• What is asked: Only the pictures are omitted; repeat all other data exactly.

• Extracted entries:
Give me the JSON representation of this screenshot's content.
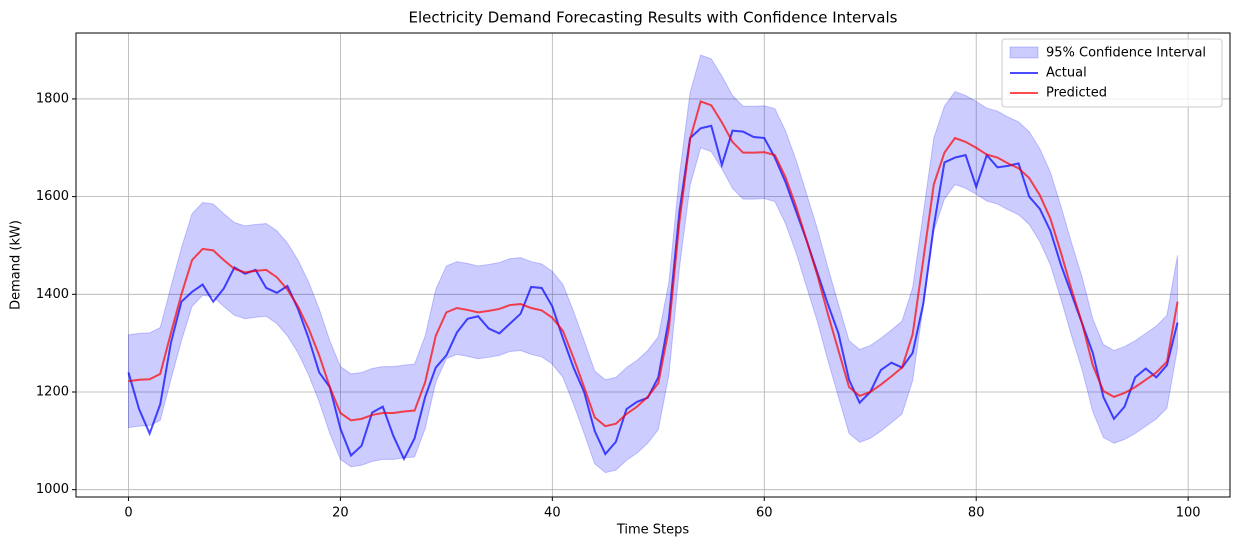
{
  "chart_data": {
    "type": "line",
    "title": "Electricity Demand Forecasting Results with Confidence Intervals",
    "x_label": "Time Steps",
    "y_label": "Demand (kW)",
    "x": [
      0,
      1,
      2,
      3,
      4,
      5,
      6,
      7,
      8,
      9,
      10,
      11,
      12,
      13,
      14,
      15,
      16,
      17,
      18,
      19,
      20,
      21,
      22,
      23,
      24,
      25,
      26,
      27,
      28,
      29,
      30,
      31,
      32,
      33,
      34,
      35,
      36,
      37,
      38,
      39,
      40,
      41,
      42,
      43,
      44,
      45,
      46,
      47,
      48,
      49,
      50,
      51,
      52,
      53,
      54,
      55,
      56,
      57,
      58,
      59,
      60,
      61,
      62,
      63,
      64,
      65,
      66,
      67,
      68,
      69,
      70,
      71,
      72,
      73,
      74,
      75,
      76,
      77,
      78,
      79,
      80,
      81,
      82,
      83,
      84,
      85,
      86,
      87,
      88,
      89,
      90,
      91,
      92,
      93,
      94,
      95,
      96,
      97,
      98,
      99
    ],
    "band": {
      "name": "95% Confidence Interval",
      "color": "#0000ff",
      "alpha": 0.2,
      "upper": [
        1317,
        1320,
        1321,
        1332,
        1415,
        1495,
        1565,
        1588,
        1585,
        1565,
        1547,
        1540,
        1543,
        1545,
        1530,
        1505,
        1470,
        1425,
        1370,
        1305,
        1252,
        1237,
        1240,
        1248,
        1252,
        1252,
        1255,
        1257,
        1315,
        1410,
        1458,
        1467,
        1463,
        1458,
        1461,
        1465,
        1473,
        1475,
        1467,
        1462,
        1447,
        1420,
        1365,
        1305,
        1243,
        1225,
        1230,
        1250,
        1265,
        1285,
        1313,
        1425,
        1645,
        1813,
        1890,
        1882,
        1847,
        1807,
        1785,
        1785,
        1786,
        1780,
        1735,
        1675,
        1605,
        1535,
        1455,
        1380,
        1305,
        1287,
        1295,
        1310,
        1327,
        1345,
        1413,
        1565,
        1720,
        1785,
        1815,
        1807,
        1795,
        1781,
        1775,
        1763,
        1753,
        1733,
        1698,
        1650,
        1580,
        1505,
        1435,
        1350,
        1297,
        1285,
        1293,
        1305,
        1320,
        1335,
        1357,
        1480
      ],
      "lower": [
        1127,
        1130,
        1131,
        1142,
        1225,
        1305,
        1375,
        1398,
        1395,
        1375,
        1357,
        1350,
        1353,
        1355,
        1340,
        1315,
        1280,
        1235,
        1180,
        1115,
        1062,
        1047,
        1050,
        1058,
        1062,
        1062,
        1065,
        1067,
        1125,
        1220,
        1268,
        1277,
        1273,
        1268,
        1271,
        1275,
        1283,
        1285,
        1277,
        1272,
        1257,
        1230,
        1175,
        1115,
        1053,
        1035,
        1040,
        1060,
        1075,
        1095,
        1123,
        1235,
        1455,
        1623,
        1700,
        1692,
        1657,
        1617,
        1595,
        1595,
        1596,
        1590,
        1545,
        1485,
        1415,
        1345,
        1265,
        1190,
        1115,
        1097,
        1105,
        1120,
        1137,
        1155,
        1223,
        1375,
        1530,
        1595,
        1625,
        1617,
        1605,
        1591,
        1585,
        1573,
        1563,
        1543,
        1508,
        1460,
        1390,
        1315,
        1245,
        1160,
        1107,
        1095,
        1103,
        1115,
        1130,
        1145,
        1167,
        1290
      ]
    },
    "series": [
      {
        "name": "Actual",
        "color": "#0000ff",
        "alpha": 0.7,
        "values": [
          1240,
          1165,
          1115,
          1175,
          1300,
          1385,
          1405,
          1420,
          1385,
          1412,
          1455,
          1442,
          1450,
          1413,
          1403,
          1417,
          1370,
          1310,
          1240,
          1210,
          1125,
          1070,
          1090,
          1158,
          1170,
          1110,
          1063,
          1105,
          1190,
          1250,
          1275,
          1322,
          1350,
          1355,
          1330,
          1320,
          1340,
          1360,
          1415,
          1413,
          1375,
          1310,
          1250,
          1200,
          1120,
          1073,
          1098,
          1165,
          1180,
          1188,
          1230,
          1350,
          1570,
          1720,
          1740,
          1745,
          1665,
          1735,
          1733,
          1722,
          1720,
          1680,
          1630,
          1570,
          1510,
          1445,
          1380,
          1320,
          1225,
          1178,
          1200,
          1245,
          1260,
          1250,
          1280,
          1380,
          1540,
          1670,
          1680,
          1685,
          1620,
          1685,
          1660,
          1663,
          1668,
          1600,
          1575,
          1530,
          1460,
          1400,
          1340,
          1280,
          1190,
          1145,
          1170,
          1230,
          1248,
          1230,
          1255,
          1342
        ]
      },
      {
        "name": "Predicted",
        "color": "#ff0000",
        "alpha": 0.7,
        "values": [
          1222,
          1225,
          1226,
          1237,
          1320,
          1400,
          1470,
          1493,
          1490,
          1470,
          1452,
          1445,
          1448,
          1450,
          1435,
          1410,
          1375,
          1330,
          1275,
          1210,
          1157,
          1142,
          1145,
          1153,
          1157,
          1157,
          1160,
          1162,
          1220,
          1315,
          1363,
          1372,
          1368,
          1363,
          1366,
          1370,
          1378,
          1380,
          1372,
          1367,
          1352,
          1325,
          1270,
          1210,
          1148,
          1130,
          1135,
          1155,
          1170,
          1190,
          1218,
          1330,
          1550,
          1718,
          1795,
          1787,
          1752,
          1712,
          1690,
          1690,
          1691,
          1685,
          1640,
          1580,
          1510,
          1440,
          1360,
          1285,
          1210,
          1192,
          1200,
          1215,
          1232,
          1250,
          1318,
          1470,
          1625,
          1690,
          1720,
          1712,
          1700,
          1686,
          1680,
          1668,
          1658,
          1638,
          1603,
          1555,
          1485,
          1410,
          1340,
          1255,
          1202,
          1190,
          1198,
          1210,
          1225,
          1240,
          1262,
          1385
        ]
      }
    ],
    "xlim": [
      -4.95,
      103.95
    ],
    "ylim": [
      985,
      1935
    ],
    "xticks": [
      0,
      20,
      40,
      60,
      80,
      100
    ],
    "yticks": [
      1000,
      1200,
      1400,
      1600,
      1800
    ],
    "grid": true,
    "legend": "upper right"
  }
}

• Final result:
Give me the JSON representation of this screenshot's content.
{
  "chart_data": {
    "type": "line",
    "title": "Electricity Demand Forecasting Results with Confidence Intervals",
    "x_label": "Time Steps",
    "y_label": "Demand (kW)",
    "x": [
      0,
      1,
      2,
      3,
      4,
      5,
      6,
      7,
      8,
      9,
      10,
      11,
      12,
      13,
      14,
      15,
      16,
      17,
      18,
      19,
      20,
      21,
      22,
      23,
      24,
      25,
      26,
      27,
      28,
      29,
      30,
      31,
      32,
      33,
      34,
      35,
      36,
      37,
      38,
      39,
      40,
      41,
      42,
      43,
      44,
      45,
      46,
      47,
      48,
      49,
      50,
      51,
      52,
      53,
      54,
      55,
      56,
      57,
      58,
      59,
      60,
      61,
      62,
      63,
      64,
      65,
      66,
      67,
      68,
      69,
      70,
      71,
      72,
      73,
      74,
      75,
      76,
      77,
      78,
      79,
      80,
      81,
      82,
      83,
      84,
      85,
      86,
      87,
      88,
      89,
      90,
      91,
      92,
      93,
      94,
      95,
      96,
      97,
      98,
      99
    ],
    "band": {
      "name": "95% Confidence Interval",
      "color": "#0000ff",
      "alpha": 0.2,
      "upper": [
        1317,
        1320,
        1321,
        1332,
        1415,
        1495,
        1565,
        1588,
        1585,
        1565,
        1547,
        1540,
        1543,
        1545,
        1530,
        1505,
        1470,
        1425,
        1370,
        1305,
        1252,
        1237,
        1240,
        1248,
        1252,
        1252,
        1255,
        1257,
        1315,
        1410,
        1458,
        1467,
        1463,
        1458,
        1461,
        1465,
        1473,
        1475,
        1467,
        1462,
        1447,
        1420,
        1365,
        1305,
        1243,
        1225,
        1230,
        1250,
        1265,
        1285,
        1313,
        1425,
        1645,
        1813,
        1890,
        1882,
        1847,
        1807,
        1785,
        1785,
        1786,
        1780,
        1735,
        1675,
        1605,
        1535,
        1455,
        1380,
        1305,
        1287,
        1295,
        1310,
        1327,
        1345,
        1413,
        1565,
        1720,
        1785,
        1815,
        1807,
        1795,
        1781,
        1775,
        1763,
        1753,
        1733,
        1698,
        1650,
        1580,
        1505,
        1435,
        1350,
        1297,
        1285,
        1293,
        1305,
        1320,
        1335,
        1357,
        1480
      ],
      "lower": [
        1127,
        1130,
        1131,
        1142,
        1225,
        1305,
        1375,
        1398,
        1395,
        1375,
        1357,
        1350,
        1353,
        1355,
        1340,
        1315,
        1280,
        1235,
        1180,
        1115,
        1062,
        1047,
        1050,
        1058,
        1062,
        1062,
        1065,
        1067,
        1125,
        1220,
        1268,
        1277,
        1273,
        1268,
        1271,
        1275,
        1283,
        1285,
        1277,
        1272,
        1257,
        1230,
        1175,
        1115,
        1053,
        1035,
        1040,
        1060,
        1075,
        1095,
        1123,
        1235,
        1455,
        1623,
        1700,
        1692,
        1657,
        1617,
        1595,
        1595,
        1596,
        1590,
        1545,
        1485,
        1415,
        1345,
        1265,
        1190,
        1115,
        1097,
        1105,
        1120,
        1137,
        1155,
        1223,
        1375,
        1530,
        1595,
        1625,
        1617,
        1605,
        1591,
        1585,
        1573,
        1563,
        1543,
        1508,
        1460,
        1390,
        1315,
        1245,
        1160,
        1107,
        1095,
        1103,
        1115,
        1130,
        1145,
        1167,
        1290
      ]
    },
    "series": [
      {
        "name": "Actual",
        "color": "#0000ff",
        "alpha": 0.7,
        "values": [
          1240,
          1165,
          1115,
          1175,
          1300,
          1385,
          1405,
          1420,
          1385,
          1412,
          1455,
          1442,
          1450,
          1413,
          1403,
          1417,
          1370,
          1310,
          1240,
          1210,
          1125,
          1070,
          1090,
          1158,
          1170,
          1110,
          1063,
          1105,
          1190,
          1250,
          1275,
          1322,
          1350,
          1355,
          1330,
          1320,
          1340,
          1360,
          1415,
          1413,
          1375,
          1310,
          1250,
          1200,
          1120,
          1073,
          1098,
          1165,
          1180,
          1188,
          1230,
          1350,
          1570,
          1720,
          1740,
          1745,
          1665,
          1735,
          1733,
          1722,
          1720,
          1680,
          1630,
          1570,
          1510,
          1445,
          1380,
          1320,
          1225,
          1178,
          1200,
          1245,
          1260,
          1250,
          1280,
          1380,
          1540,
          1670,
          1680,
          1685,
          1620,
          1685,
          1660,
          1663,
          1668,
          1600,
          1575,
          1530,
          1460,
          1400,
          1340,
          1280,
          1190,
          1145,
          1170,
          1230,
          1248,
          1230,
          1255,
          1342
        ]
      },
      {
        "name": "Predicted",
        "color": "#ff0000",
        "alpha": 0.7,
        "values": [
          1222,
          1225,
          1226,
          1237,
          1320,
          1400,
          1470,
          1493,
          1490,
          1470,
          1452,
          1445,
          1448,
          1450,
          1435,
          1410,
          1375,
          1330,
          1275,
          1210,
          1157,
          1142,
          1145,
          1153,
          1157,
          1157,
          1160,
          1162,
          1220,
          1315,
          1363,
          1372,
          1368,
          1363,
          1366,
          1370,
          1378,
          1380,
          1372,
          1367,
          1352,
          1325,
          1270,
          1210,
          1148,
          1130,
          1135,
          1155,
          1170,
          1190,
          1218,
          1330,
          1550,
          1718,
          1795,
          1787,
          1752,
          1712,
          1690,
          1690,
          1691,
          1685,
          1640,
          1580,
          1510,
          1440,
          1360,
          1285,
          1210,
          1192,
          1200,
          1215,
          1232,
          1250,
          1318,
          1470,
          1625,
          1690,
          1720,
          1712,
          1700,
          1686,
          1680,
          1668,
          1658,
          1638,
          1603,
          1555,
          1485,
          1410,
          1340,
          1255,
          1202,
          1190,
          1198,
          1210,
          1225,
          1240,
          1262,
          1385
        ]
      }
    ],
    "xlim": [
      -4.95,
      103.95
    ],
    "ylim": [
      985,
      1935
    ],
    "xticks": [
      0,
      20,
      40,
      60,
      80,
      100
    ],
    "yticks": [
      1000,
      1200,
      1400,
      1600,
      1800
    ],
    "grid": true,
    "legend": "upper right"
  }
}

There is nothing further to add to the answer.